• _GIVEN EXERCISE_
Retype exactly the stretch of lines that begins at the line containing "OCR this image." and ends at the last line of the data, with no other lines.

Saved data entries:
==============================

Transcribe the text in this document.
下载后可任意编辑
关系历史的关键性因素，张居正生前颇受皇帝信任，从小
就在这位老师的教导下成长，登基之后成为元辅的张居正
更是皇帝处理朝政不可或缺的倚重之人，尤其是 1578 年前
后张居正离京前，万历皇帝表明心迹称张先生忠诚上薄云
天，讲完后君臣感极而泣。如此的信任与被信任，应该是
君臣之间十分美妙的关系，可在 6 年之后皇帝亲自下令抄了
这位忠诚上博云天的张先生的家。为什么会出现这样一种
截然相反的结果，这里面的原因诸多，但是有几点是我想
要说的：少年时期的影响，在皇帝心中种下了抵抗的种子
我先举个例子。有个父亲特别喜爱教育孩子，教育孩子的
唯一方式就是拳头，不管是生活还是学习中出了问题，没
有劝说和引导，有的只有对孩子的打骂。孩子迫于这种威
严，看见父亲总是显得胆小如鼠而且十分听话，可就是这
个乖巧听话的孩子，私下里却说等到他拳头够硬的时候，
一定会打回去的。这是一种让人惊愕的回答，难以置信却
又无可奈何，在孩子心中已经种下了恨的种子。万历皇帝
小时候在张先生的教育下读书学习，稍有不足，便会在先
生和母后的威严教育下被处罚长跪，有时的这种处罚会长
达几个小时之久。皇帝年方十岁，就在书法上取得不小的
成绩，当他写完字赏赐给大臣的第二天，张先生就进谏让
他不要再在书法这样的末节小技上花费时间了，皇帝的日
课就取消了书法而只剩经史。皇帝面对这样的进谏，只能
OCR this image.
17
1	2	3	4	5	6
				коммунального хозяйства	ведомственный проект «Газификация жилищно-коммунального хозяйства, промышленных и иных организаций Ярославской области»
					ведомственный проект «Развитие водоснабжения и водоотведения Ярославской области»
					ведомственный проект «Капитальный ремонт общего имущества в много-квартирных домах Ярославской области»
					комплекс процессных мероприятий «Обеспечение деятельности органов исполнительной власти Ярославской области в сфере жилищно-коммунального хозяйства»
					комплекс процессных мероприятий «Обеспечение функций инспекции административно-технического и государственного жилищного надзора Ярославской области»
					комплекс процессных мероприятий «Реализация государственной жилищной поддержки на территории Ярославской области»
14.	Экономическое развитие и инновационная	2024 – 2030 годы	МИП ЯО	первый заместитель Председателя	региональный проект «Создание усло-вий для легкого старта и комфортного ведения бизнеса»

==============================

• _RESULT OF THE EXERCISE_
OCR this image.
17
1	2	3	4	5	6
				коммунального хозяйства	ведомственный проект «Газификация жилищно-коммунального хозяйства, промышленных и иных организаций Ярославской области»
					ведомственный проект «Развитие водоснабжения и водоотведения Ярославской области»
					ведомственный проект «Капитальный ремонт общего имущества в много-квартирных домах Ярославской области»
					комплекс процессных мероприятий «Обеспечение деятельности органов исполнительной власти Ярославской области в сфере жилищно-коммунального хозяйства»
					комплекс процессных мероприятий «Обеспечение функций инспекции административно-технического и государственного жилищного надзора Ярославской области»
					комплекс процессных мероприятий «Реализация государственной жилищной поддержки на территории Ярославской области»
14.	Экономическое развитие и инновационная	2024 – 2030 годы	МИП ЯО	первый заместитель Председателя	региональный проект «Создание усло-вий для легкого старта и комфортного ведения бизнеса»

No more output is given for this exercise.